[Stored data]
• • • • •

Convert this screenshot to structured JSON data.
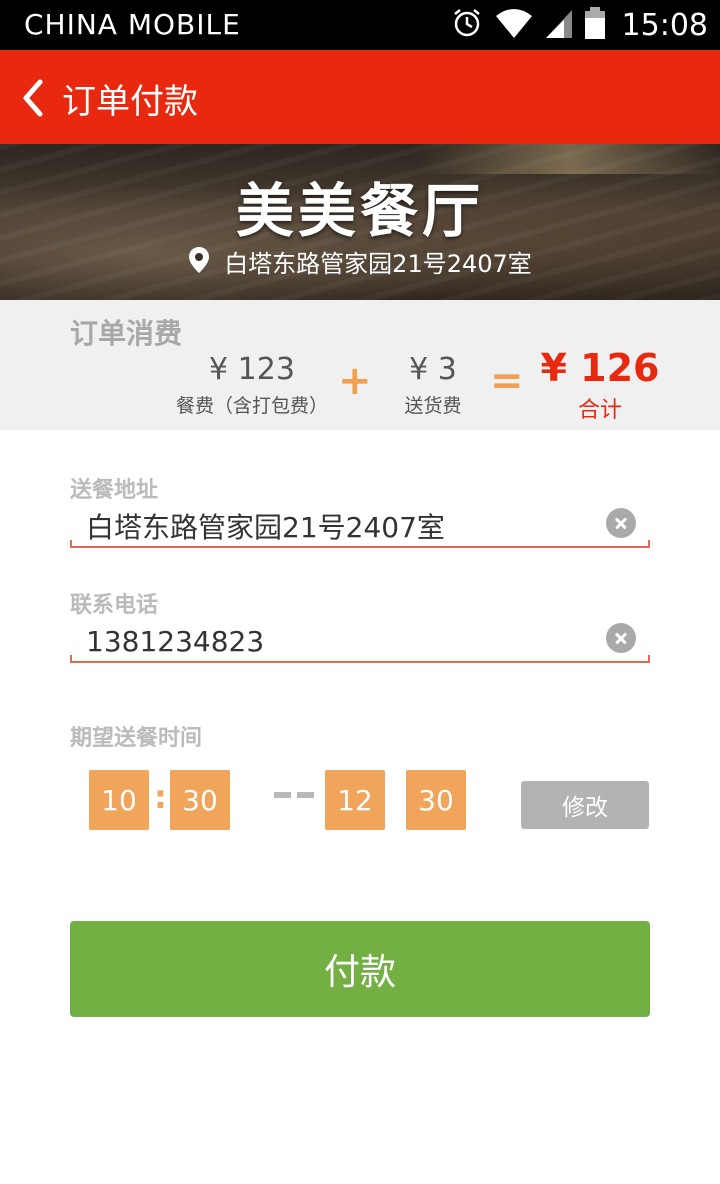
{
  "status_bar": {
    "carrier": "CHINA  MOBILE",
    "time": "15:08",
    "icons": [
      "alarm-icon",
      "wifi-icon",
      "signal-icon",
      "battery-icon"
    ]
  },
  "header": {
    "title": "订单付款",
    "back_icon": "chevron-left-icon",
    "color": "#e8290f"
  },
  "restaurant": {
    "name": "美美餐厅",
    "address": "白塔东路管家园21号2407室",
    "location_icon": "map-pin-icon"
  },
  "order_summary": {
    "title": "订单消费",
    "food_fee": {
      "value": "¥  123",
      "label": "餐费（含打包费）"
    },
    "plus": "+",
    "delivery_fee": {
      "value": "¥ 3",
      "label": "送货费"
    },
    "equals": "=",
    "total": {
      "value": "¥ 126",
      "label": "合计"
    }
  },
  "form": {
    "address": {
      "label": "送餐地址",
      "value": "白塔东路管家园21号2407室"
    },
    "phone": {
      "label": "联系电话",
      "value": "1381234823"
    },
    "delivery_time": {
      "label": "期望送餐时间",
      "start_hour": "10",
      "colon": ":",
      "start_minute": "30",
      "end_hour": "12",
      "end_minute": "30",
      "modify_label": "修改"
    }
  },
  "pay_button": {
    "label": "付款",
    "color": "#72b043"
  },
  "colors": {
    "accent": "#e8290f",
    "time_box": "#f0a55a",
    "field_line": "#e36850"
  }
}
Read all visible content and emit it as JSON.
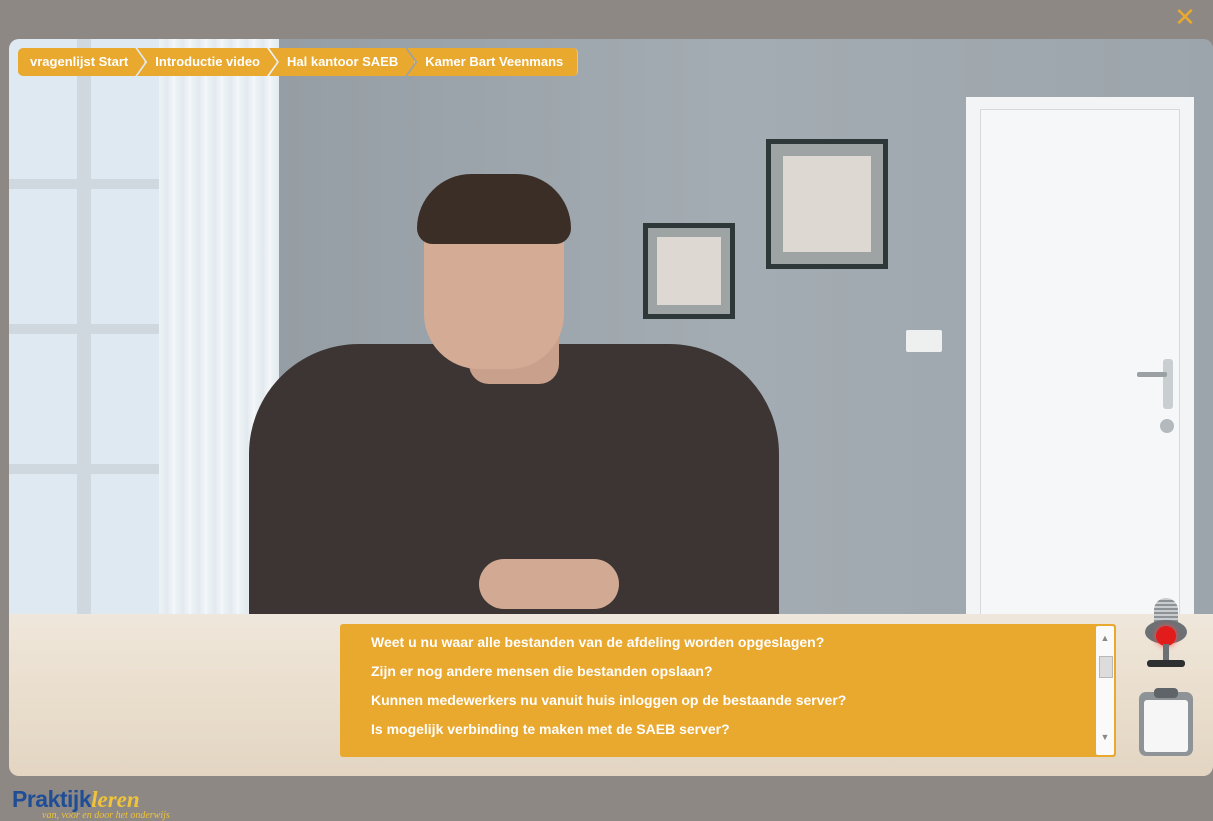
{
  "breadcrumb": {
    "items": [
      {
        "label": "vragenlijst Start"
      },
      {
        "label": "Introductie video"
      },
      {
        "label": "Hal kantoor SAEB"
      },
      {
        "label": "Kamer Bart Veenmans"
      }
    ]
  },
  "close": {
    "glyph": "✕"
  },
  "questions": {
    "items": [
      {
        "text": "Weet u nu waar alle bestanden van de afdeling worden opgeslagen?"
      },
      {
        "text": "Zijn er nog andere mensen die bestanden opslaan?"
      },
      {
        "text": "Kunnen medewerkers nu vanuit huis inloggen op de bestaande server?"
      },
      {
        "text": "Is mogelijk verbinding te maken met de SAEB server?"
      }
    ],
    "scroll_up": "▲",
    "scroll_down": "▼"
  },
  "logo": {
    "main": "Praktijk",
    "accent": "leren",
    "tagline": "van, voor en door het onderwijs"
  },
  "colors": {
    "accent": "#e9a82e",
    "brand_blue": "#1f4e96",
    "logo_yellow": "#f0c33c",
    "record_red": "#e21b1b"
  },
  "icons": {
    "close": "close-icon",
    "microphone": "microphone-icon",
    "clipboard": "clipboard-icon"
  }
}
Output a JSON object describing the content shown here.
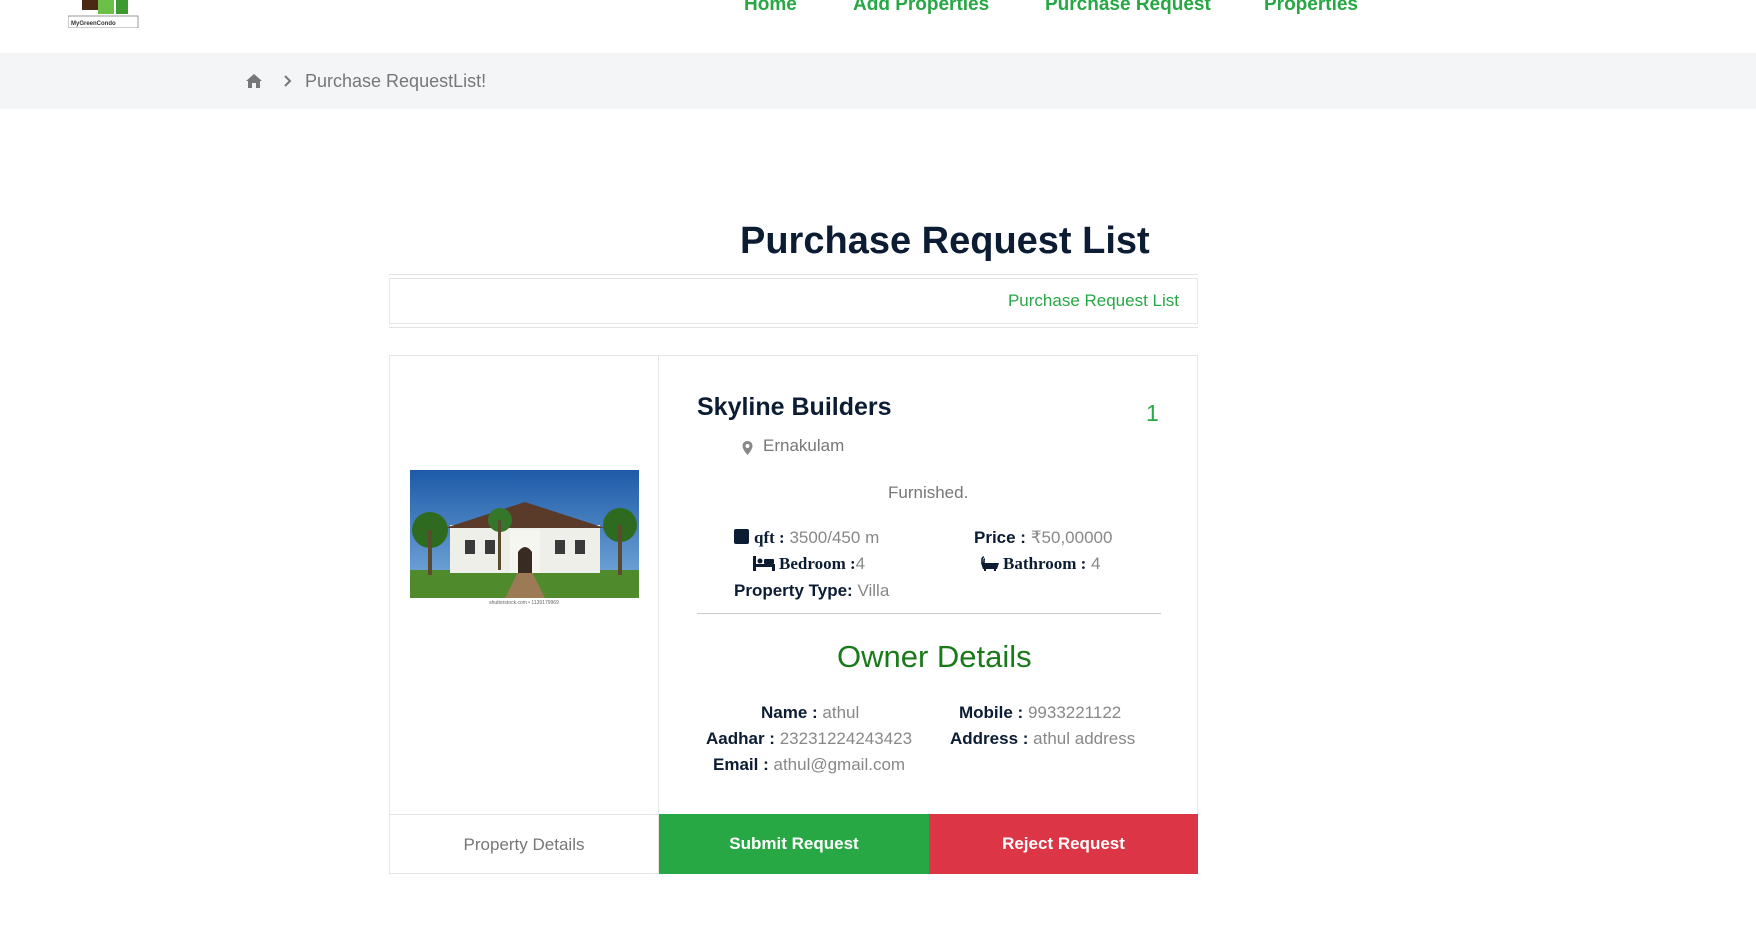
{
  "header": {
    "logo_text": "MyGreenCondo",
    "nav": [
      "Home",
      "Add Properties",
      "Purchase Request",
      "Properties"
    ]
  },
  "breadcrumb": {
    "current": "Purchase RequestList!"
  },
  "page": {
    "title": "Purchase Request List",
    "strip_label": "Purchase Request List"
  },
  "property": {
    "name": "Skyline Builders",
    "number": "1",
    "location": "Ernakulam",
    "furnishing": "Furnished.",
    "image_caption": "shutterstock.com • 1139179969",
    "qft_label": "qft :",
    "qft_value": "3500/450 m",
    "price_label": "Price :",
    "price_value": "₹50,00000",
    "bedroom_label": "Bedroom :",
    "bedroom_value": "4",
    "bathroom_label": "Bathroom :",
    "bathroom_value": "4",
    "type_label": "Property Type:",
    "type_value": "Villa"
  },
  "owner": {
    "title": "Owner Details",
    "name_label": "Name :",
    "name_value": "athul",
    "mobile_label": "Mobile :",
    "mobile_value": "9933221122",
    "aadhar_label": "Aadhar :",
    "aadhar_value": "23231224243423",
    "address_label": "Address :",
    "address_value": "athul address",
    "email_label": "Email :",
    "email_value": "athul@gmail.com"
  },
  "actions": {
    "details": "Property Details",
    "submit": "Submit Request",
    "reject": "Reject Request"
  },
  "colors": {
    "accent": "#28a745",
    "danger": "#dc3545",
    "heading": "#0b1c33",
    "muted": "#888888"
  }
}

• • • • •

> **INSTRUCTIONS FOR THE TASK**: Out of the records, collect only those lines that contain the string "accent".

> **RESPONSE TO THE EXERCISE**:
    "accent": "#e8290f",
    "accent": "leren",
    "accent": "#e9a82e",
    "accent": "#28a745",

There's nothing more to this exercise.